## Supplied records
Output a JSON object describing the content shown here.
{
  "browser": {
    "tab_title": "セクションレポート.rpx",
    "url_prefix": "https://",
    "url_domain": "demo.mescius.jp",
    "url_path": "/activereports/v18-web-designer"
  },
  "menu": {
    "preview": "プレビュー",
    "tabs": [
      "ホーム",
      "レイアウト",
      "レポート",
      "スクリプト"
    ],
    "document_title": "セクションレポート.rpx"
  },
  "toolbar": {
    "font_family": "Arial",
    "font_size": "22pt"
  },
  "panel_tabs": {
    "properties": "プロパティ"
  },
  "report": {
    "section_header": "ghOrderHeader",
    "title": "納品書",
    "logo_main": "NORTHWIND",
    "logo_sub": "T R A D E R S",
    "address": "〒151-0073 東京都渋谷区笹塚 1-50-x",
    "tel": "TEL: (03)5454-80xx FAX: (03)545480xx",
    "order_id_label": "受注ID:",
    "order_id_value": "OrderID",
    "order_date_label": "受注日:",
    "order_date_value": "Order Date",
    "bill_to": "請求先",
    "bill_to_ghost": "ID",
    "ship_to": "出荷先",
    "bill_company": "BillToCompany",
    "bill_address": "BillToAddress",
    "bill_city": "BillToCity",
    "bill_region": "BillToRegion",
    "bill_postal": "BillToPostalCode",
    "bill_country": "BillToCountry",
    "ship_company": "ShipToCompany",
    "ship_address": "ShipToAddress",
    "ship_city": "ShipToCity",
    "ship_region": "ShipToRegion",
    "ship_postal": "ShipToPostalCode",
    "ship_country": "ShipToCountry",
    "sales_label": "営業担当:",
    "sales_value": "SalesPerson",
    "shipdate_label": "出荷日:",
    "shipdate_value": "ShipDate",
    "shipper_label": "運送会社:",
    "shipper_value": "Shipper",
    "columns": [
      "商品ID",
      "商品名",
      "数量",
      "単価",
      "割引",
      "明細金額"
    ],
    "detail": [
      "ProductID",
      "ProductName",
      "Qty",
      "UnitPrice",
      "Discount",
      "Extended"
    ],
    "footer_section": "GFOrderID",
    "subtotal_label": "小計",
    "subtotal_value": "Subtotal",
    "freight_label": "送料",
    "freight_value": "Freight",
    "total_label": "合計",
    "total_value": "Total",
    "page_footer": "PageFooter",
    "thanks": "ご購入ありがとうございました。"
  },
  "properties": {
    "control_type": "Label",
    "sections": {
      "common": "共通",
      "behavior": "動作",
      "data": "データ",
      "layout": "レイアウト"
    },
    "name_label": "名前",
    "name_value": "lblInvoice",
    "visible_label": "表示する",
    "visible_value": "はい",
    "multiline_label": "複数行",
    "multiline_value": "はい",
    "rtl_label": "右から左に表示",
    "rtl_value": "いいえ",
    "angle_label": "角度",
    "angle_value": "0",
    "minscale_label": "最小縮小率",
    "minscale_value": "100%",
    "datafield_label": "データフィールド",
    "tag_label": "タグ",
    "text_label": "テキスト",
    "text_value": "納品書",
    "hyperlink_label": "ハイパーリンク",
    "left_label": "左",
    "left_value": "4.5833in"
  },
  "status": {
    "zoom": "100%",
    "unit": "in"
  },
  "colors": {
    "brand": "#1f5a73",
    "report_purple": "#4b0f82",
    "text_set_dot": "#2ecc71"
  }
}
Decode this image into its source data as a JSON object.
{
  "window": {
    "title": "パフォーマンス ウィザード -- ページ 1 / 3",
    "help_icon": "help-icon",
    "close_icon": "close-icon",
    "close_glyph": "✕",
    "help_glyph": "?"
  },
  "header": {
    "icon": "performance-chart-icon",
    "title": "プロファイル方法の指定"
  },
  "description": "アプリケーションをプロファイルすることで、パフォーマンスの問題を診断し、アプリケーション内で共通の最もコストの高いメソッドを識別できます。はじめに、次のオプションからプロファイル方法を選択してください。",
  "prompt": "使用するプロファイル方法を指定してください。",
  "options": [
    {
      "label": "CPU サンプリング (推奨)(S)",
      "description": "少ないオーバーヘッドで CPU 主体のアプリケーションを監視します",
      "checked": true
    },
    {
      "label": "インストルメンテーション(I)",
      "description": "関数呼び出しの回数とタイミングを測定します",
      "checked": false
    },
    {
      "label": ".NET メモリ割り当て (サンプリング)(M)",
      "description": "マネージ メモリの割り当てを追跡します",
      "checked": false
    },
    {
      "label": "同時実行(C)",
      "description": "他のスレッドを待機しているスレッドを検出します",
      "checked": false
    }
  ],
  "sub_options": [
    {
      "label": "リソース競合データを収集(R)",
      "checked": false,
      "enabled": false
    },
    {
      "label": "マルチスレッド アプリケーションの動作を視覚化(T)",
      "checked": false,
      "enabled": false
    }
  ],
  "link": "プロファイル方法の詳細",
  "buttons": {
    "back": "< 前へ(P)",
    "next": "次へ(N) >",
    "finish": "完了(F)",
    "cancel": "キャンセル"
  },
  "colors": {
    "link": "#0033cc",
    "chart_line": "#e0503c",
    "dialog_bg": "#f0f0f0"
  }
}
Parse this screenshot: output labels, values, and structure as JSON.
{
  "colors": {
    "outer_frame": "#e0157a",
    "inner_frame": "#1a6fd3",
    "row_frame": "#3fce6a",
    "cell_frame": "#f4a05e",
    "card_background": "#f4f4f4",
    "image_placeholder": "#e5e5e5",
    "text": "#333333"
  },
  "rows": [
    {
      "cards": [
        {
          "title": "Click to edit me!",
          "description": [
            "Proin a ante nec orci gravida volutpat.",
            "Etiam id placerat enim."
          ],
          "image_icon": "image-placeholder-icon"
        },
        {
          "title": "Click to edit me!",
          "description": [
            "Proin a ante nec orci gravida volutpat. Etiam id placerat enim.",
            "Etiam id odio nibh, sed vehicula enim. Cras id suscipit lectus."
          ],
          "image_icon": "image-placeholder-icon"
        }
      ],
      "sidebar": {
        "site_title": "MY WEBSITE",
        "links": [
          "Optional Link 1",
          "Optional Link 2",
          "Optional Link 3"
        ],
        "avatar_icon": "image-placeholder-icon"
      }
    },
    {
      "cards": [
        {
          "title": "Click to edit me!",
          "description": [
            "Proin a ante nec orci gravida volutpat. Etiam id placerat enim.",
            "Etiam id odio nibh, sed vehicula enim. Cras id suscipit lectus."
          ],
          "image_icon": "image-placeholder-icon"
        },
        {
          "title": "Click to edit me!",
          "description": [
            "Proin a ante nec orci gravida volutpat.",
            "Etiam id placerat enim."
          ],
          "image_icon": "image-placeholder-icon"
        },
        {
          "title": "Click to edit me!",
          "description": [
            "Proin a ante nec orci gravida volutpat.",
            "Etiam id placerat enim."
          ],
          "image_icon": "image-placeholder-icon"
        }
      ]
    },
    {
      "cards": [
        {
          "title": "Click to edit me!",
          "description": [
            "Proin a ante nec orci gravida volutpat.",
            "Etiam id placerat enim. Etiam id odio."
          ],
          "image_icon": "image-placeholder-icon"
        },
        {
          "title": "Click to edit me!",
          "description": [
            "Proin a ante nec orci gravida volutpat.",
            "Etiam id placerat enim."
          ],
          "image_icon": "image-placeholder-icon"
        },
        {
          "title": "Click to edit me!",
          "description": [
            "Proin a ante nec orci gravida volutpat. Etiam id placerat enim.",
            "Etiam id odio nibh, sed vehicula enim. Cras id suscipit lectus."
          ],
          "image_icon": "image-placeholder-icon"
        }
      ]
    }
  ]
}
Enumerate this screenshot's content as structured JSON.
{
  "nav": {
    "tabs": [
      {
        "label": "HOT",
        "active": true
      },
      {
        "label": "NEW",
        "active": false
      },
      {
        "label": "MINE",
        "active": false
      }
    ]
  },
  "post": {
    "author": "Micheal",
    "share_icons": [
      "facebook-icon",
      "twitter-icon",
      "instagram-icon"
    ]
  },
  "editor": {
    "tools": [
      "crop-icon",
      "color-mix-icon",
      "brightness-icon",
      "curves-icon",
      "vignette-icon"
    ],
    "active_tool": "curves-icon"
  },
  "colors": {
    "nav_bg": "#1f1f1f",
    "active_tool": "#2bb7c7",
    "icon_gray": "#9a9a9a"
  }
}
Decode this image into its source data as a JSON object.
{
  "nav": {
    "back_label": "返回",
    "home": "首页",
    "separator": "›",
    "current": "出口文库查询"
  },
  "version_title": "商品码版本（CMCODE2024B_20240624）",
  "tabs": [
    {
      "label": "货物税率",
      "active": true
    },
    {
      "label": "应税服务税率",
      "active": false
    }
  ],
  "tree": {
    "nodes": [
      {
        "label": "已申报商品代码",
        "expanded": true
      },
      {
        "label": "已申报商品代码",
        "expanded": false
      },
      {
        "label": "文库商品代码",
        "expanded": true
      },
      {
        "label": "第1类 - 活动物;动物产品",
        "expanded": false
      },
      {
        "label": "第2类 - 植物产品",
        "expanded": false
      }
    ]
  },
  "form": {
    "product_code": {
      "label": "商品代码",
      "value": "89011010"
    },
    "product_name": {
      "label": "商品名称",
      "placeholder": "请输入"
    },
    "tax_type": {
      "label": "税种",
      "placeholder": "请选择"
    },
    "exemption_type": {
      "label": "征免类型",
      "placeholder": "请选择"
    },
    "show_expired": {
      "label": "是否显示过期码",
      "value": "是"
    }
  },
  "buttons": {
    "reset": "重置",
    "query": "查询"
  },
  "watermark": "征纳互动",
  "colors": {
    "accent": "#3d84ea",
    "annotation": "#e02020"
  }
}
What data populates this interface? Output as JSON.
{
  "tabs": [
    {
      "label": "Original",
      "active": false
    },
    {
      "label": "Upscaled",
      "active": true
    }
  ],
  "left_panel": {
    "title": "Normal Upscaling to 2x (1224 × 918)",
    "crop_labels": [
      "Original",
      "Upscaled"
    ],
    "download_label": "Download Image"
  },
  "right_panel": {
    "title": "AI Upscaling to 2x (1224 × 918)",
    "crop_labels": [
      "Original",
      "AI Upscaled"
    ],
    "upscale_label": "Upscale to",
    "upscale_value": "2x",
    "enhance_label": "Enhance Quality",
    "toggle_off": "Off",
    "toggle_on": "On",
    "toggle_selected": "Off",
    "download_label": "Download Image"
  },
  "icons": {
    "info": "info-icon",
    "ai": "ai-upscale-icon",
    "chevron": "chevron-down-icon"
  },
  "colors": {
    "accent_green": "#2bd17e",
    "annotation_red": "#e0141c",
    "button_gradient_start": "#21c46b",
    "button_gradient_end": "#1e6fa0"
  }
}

## Short exercise
All lines from the one containing "What data populates" through the final line of the listing above are to be reproduced exactly; include both and add nothing.

## Answer to the exercise
What data populates this interface? Output as JSON.
{
  "tabs": [
    {
      "label": "Original",
      "active": false
    },
    {
      "label": "Upscaled",
      "active": true
    }
  ],
  "left_panel": {
    "title": "Normal Upscaling to 2x (1224 × 918)",
    "crop_labels": [
      "Original",
      "Upscaled"
    ],
    "download_label": "Download Image"
  },
  "right_panel": {
    "title": "AI Upscaling to 2x (1224 × 918)",
    "crop_labels": [
      "Original",
      "AI Upscaled"
    ],
    "upscale_label": "Upscale to",
    "upscale_value": "2x",
    "enhance_label": "Enhance Quality",
    "toggle_off": "Off",
    "toggle_on": "On",
    "toggle_selected": "Off",
    "download_label": "Download Image"
  },
  "icons": {
    "info": "info-icon",
    "ai": "ai-upscale-icon",
    "chevron": "chevron-down-icon"
  },
  "colors": {
    "accent_green": "#2bd17e",
    "annotation_red": "#e0141c",
    "button_gradient_start": "#21c46b",
    "button_gradient_end": "#1e6fa0"
  }
}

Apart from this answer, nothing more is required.